SHORT TASK:
Change "апрель" to "май" in the data from the first line through the line with "empty-cell [913, 1208, 961, 1326]", and write out those lines again with nothing else altered.

— Start of RECORDED INFORMATION —

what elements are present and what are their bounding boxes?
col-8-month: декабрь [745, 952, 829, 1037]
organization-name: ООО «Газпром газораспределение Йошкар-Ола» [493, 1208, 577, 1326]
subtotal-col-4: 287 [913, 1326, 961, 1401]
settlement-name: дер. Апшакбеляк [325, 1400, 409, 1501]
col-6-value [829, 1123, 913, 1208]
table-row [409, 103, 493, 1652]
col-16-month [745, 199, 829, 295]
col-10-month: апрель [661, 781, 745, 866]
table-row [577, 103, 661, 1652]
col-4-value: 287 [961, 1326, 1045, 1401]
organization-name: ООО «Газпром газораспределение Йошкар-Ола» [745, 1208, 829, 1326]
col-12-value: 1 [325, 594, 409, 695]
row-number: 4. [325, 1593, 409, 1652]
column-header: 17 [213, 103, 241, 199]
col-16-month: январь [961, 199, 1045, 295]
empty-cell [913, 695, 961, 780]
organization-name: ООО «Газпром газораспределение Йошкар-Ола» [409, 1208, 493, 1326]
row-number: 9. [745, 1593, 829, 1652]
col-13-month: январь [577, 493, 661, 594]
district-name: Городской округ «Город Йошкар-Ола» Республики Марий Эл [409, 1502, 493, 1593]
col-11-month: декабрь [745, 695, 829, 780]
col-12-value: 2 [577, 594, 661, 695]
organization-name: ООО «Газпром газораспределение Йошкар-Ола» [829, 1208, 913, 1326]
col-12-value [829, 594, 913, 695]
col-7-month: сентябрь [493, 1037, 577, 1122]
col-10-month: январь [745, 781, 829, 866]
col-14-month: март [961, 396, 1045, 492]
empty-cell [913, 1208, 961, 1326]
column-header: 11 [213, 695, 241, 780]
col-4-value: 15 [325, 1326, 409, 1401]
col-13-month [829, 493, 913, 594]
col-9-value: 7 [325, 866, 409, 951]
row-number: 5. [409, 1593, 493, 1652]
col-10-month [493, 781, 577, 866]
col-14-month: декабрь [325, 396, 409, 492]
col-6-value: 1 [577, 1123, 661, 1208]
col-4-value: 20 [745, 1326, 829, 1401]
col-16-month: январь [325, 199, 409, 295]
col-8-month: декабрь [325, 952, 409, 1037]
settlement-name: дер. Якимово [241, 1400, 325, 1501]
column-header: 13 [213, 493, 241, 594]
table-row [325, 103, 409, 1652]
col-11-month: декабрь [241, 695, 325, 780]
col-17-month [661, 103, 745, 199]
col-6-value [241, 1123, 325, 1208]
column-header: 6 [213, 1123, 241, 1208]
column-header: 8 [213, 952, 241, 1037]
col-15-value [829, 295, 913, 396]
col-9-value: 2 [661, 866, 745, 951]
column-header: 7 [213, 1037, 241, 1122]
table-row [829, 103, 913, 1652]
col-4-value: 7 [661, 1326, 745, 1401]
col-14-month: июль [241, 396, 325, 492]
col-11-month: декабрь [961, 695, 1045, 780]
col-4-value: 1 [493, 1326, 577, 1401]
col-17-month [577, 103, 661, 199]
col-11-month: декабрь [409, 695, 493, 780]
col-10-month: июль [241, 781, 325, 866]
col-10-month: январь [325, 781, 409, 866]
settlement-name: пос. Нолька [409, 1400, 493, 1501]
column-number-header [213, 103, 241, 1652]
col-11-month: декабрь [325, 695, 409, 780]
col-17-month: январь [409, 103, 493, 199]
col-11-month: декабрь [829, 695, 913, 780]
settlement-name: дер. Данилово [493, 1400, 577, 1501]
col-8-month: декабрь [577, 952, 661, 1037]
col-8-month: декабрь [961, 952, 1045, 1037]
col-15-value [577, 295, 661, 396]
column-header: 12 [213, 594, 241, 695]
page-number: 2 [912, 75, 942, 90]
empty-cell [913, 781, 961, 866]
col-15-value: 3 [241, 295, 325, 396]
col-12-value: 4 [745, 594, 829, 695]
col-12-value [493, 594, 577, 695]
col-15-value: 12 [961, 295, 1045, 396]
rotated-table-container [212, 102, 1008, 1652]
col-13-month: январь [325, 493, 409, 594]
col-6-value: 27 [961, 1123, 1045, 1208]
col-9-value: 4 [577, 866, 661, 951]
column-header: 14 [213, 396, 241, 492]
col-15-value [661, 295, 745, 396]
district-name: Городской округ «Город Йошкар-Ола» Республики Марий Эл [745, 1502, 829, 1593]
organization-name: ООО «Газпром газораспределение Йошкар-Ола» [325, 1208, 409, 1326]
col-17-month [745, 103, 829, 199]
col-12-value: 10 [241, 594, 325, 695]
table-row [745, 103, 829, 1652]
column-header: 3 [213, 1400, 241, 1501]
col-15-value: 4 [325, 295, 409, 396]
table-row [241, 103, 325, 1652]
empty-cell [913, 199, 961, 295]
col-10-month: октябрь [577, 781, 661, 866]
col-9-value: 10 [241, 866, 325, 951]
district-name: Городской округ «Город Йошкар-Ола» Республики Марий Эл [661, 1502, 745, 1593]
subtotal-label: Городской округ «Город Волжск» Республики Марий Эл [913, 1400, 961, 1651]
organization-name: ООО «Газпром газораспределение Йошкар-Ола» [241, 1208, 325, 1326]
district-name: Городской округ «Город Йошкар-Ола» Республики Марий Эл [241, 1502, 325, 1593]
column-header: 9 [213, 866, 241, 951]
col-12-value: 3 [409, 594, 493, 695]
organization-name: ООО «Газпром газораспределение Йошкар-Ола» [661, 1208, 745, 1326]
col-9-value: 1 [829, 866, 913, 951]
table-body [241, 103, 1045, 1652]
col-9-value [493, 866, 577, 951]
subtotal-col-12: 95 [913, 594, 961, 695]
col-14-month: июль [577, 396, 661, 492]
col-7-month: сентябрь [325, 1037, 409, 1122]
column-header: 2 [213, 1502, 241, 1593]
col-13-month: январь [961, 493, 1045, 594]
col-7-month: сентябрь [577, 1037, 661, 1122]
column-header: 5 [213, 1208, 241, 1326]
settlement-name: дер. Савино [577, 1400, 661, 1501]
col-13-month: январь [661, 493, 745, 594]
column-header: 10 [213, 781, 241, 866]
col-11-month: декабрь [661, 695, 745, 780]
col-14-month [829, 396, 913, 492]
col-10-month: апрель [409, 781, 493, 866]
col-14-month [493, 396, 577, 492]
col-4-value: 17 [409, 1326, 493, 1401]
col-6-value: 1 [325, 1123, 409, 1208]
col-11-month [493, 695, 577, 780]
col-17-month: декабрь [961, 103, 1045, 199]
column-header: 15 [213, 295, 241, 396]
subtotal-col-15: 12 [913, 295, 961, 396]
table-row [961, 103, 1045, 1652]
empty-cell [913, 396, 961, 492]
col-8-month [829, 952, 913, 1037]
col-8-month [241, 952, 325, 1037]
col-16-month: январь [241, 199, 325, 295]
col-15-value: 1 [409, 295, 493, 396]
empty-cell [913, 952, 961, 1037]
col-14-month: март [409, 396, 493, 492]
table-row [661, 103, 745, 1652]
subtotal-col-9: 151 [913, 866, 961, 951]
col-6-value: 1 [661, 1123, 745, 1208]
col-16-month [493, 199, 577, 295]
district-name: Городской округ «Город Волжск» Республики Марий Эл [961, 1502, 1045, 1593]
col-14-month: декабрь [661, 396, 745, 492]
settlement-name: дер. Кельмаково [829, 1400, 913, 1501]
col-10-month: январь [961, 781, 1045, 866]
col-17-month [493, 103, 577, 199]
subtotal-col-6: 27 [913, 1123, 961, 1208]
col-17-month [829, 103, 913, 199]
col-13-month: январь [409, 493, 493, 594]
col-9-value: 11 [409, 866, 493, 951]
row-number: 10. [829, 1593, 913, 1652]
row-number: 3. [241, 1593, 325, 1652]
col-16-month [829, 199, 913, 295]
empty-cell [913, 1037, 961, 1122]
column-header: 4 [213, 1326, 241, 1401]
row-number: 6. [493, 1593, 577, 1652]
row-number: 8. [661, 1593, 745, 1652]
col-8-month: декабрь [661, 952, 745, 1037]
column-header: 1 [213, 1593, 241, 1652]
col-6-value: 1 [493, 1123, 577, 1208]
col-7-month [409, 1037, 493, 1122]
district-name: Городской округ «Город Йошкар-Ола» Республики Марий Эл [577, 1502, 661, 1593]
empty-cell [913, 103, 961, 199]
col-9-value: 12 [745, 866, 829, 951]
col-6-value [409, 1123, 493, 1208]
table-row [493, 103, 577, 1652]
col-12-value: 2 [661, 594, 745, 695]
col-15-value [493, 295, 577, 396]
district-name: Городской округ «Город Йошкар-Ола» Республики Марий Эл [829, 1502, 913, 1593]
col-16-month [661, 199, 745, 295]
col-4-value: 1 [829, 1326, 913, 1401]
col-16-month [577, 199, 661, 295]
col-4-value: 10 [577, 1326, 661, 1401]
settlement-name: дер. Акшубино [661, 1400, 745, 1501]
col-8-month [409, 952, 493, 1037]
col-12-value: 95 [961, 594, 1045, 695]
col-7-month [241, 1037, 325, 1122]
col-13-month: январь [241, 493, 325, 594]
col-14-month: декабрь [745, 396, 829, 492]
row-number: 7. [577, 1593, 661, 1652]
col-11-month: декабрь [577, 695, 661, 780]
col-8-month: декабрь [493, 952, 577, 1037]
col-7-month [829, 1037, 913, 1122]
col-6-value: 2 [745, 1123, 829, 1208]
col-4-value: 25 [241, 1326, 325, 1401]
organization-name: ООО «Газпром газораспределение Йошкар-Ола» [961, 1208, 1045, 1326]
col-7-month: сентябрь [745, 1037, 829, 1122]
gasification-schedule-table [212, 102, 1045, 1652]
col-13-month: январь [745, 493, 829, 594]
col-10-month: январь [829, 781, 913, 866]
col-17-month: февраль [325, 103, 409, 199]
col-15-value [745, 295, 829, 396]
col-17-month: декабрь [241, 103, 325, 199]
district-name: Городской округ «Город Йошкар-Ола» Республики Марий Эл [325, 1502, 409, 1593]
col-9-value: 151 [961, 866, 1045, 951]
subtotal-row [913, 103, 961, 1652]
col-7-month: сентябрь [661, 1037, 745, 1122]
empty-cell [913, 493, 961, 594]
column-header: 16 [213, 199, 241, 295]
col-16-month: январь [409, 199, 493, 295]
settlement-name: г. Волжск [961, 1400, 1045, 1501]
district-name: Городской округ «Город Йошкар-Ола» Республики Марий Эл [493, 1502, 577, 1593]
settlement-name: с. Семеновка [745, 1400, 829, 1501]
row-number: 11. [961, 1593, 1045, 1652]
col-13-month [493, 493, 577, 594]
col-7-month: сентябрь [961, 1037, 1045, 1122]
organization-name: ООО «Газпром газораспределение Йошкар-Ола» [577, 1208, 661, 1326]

— End of RECORDED INFORMATION —

OUTPUT FOR THIS TASK:
what elements are present and what are their bounding boxes?
col-8-month: декабрь [745, 952, 829, 1037]
organization-name: ООО «Газпром газораспределение Йошкар-Ола» [493, 1208, 577, 1326]
subtotal-col-4: 287 [913, 1326, 961, 1401]
settlement-name: дер. Апшакбеляк [325, 1400, 409, 1501]
col-6-value [829, 1123, 913, 1208]
table-row [409, 103, 493, 1652]
col-16-month [745, 199, 829, 295]
col-10-month: май [661, 781, 745, 866]
table-row [577, 103, 661, 1652]
col-4-value: 287 [961, 1326, 1045, 1401]
organization-name: ООО «Газпром газораспределение Йошкар-Ола» [745, 1208, 829, 1326]
col-12-value: 1 [325, 594, 409, 695]
row-number: 4. [325, 1593, 409, 1652]
column-header: 17 [213, 103, 241, 199]
col-16-month: январь [961, 199, 1045, 295]
empty-cell [913, 695, 961, 780]
organization-name: ООО «Газпром газораспределение Йошкар-Ола» [409, 1208, 493, 1326]
row-number: 9. [745, 1593, 829, 1652]
col-13-month: январь [577, 493, 661, 594]
district-name: Городской округ «Город Йошкар-Ола» Республики Марий Эл [409, 1502, 493, 1593]
col-11-month: декабрь [745, 695, 829, 780]
col-12-value: 2 [577, 594, 661, 695]
organization-name: ООО «Газпром газораспределение Йошкар-Ола» [829, 1208, 913, 1326]
col-12-value [829, 594, 913, 695]
col-7-month: сентябрь [493, 1037, 577, 1122]
col-10-month: январь [745, 781, 829, 866]
col-14-month: март [961, 396, 1045, 492]
empty-cell [913, 1208, 961, 1326]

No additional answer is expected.